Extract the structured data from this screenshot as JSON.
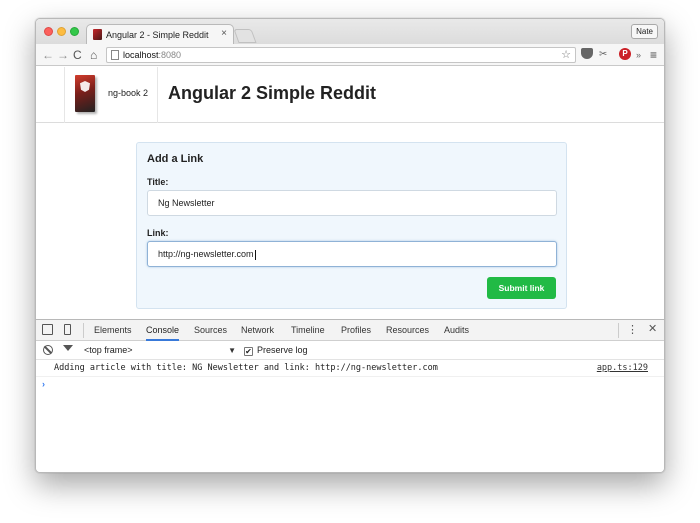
{
  "browser": {
    "tab_title": "Angular 2 - Simple Reddit",
    "tab_close": "×",
    "profile": "Nate",
    "url_host": "localhost",
    "url_port": ":8080",
    "nav": {
      "back": "←",
      "forward": "→",
      "reload": "C",
      "home": "⌂"
    },
    "star": "☆",
    "ext_tool": "✂",
    "ext_pin": "P",
    "ext_more": "»",
    "menu": "≡"
  },
  "site": {
    "logo_text": "ng-book 2",
    "title": "Angular 2 Simple Reddit"
  },
  "form": {
    "heading": "Add a Link",
    "title_label": "Title:",
    "title_value": "Ng Newsletter",
    "link_label": "Link:",
    "link_value": "http://ng-newsletter.com",
    "submit_label": "Submit link"
  },
  "devtools": {
    "tabs": [
      "Elements",
      "Console",
      "Sources",
      "Network",
      "Timeline",
      "Profiles",
      "Resources",
      "Audits"
    ],
    "active_tab": "Console",
    "kebab": "⋮",
    "close": "✕",
    "frame": "<top frame>",
    "frame_arrow": "▼",
    "preserve_log": "Preserve log",
    "preserve_checked": "✔",
    "console": [
      {
        "message": "Adding article with title: NG Newsletter and link: http://ng-newsletter.com",
        "source": "app.ts:129"
      }
    ],
    "prompt": "›"
  },
  "colors": {
    "submit_green": "#21ba45",
    "form_bg": "#f0f7fd",
    "active_tab_underline": "#3879d9",
    "prompt_blue": "#367cf1"
  }
}
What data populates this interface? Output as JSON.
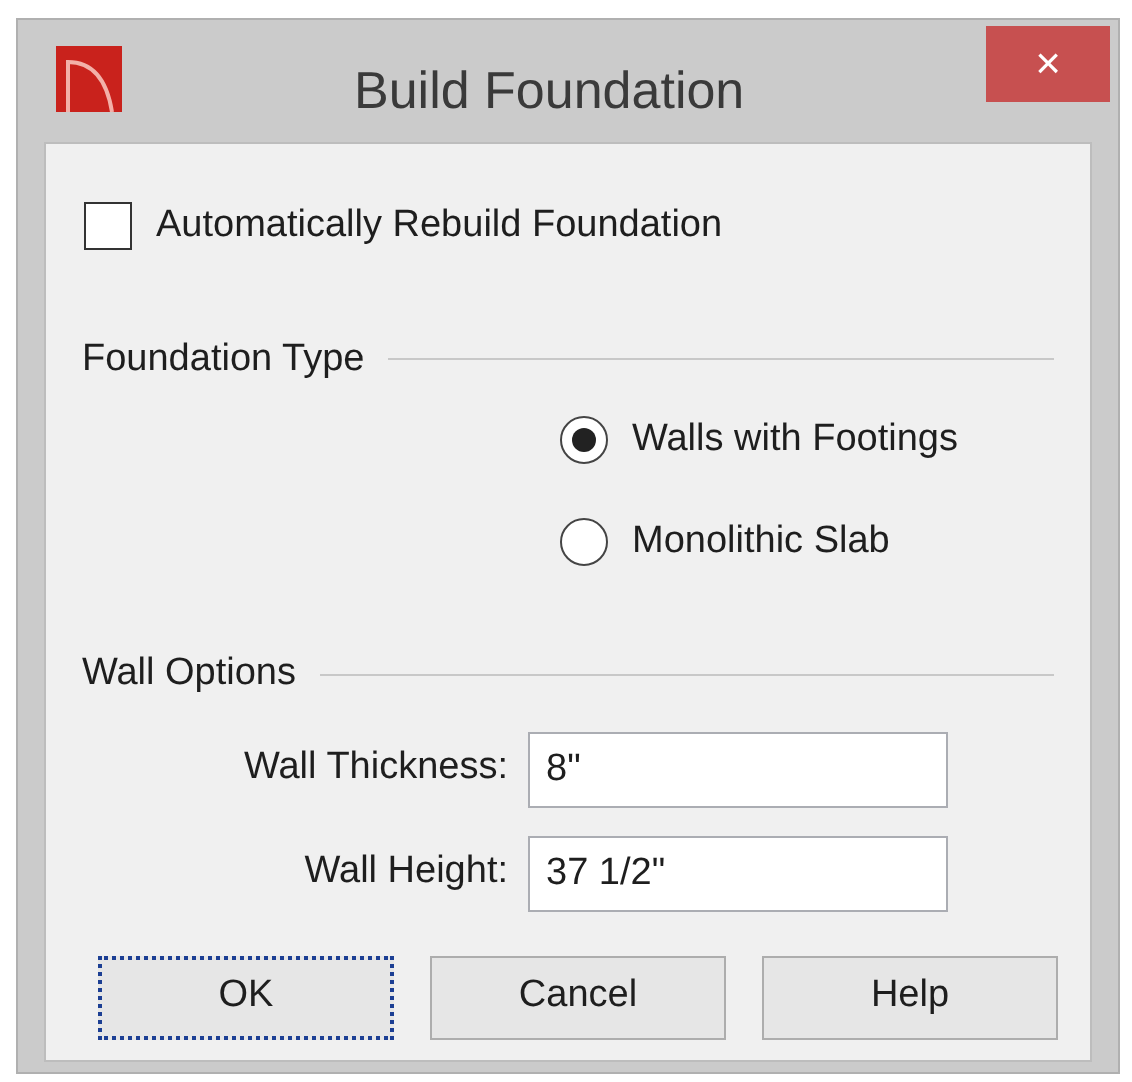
{
  "window": {
    "title": "Build Foundation",
    "close": "×"
  },
  "auto_rebuild": {
    "label": "Automatically Rebuild Foundation",
    "checked": false
  },
  "foundation_type": {
    "heading": "Foundation Type",
    "options": [
      {
        "label": "Walls with Footings",
        "selected": true
      },
      {
        "label": "Monolithic Slab",
        "selected": false
      }
    ]
  },
  "wall_options": {
    "heading": "Wall Options",
    "fields": [
      {
        "label": "Wall Thickness:",
        "value": "8\""
      },
      {
        "label": "Wall Height:",
        "value": "37 1/2\""
      }
    ]
  },
  "buttons": [
    {
      "label": "OK",
      "focused": true
    },
    {
      "label": "Cancel",
      "focused": false
    },
    {
      "label": "Help",
      "focused": false
    }
  ]
}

- _AIM_: Reproduce each line exactly as it appears, omitting the pictures.

- _OUTPUT_:
Extract the structured data from this screenshot as JSON.
{
  "browser": {
    "tab_title": "Angular 2 - Simple Reddit",
    "tab_close": "×",
    "profile": "Nate",
    "url_host": "localhost",
    "url_port": ":8080",
    "nav": {
      "back": "←",
      "forward": "→",
      "reload": "C",
      "home": "⌂"
    },
    "star": "☆",
    "ext_tool": "✂",
    "ext_pin": "P",
    "ext_more": "»",
    "menu": "≡"
  },
  "site": {
    "logo_text": "ng-book 2",
    "title": "Angular 2 Simple Reddit"
  },
  "form": {
    "heading": "Add a Link",
    "title_label": "Title:",
    "title_value": "Ng Newsletter",
    "link_label": "Link:",
    "link_value": "http://ng-newsletter.com",
    "submit_label": "Submit link"
  },
  "devtools": {
    "tabs": [
      "Elements",
      "Console",
      "Sources",
      "Network",
      "Timeline",
      "Profiles",
      "Resources",
      "Audits"
    ],
    "active_tab": "Console",
    "kebab": "⋮",
    "close": "✕",
    "frame": "<top frame>",
    "frame_arrow": "▼",
    "preserve_log": "Preserve log",
    "preserve_checked": "✔",
    "console": [
      {
        "message": "Adding article with title: NG Newsletter and link: http://ng-newsletter.com",
        "source": "app.ts:129"
      }
    ],
    "prompt": "›"
  },
  "colors": {
    "submit_green": "#21ba45",
    "form_bg": "#f0f7fd",
    "active_tab_underline": "#3879d9",
    "prompt_blue": "#367cf1"
  }
}
What data populates this interface? Output as JSON.
{
  "window": {
    "title": "Build Foundation",
    "close": "×"
  },
  "auto_rebuild": {
    "label": "Automatically Rebuild Foundation",
    "checked": false
  },
  "foundation_type": {
    "heading": "Foundation Type",
    "options": [
      {
        "label": "Walls with Footings",
        "selected": true
      },
      {
        "label": "Monolithic Slab",
        "selected": false
      }
    ]
  },
  "wall_options": {
    "heading": "Wall Options",
    "fields": [
      {
        "label": "Wall Thickness:",
        "value": "8\""
      },
      {
        "label": "Wall Height:",
        "value": "37 1/2\""
      }
    ]
  },
  "buttons": [
    {
      "label": "OK",
      "focused": true
    },
    {
      "label": "Cancel",
      "focused": false
    },
    {
      "label": "Help",
      "focused": false
    }
  ]
}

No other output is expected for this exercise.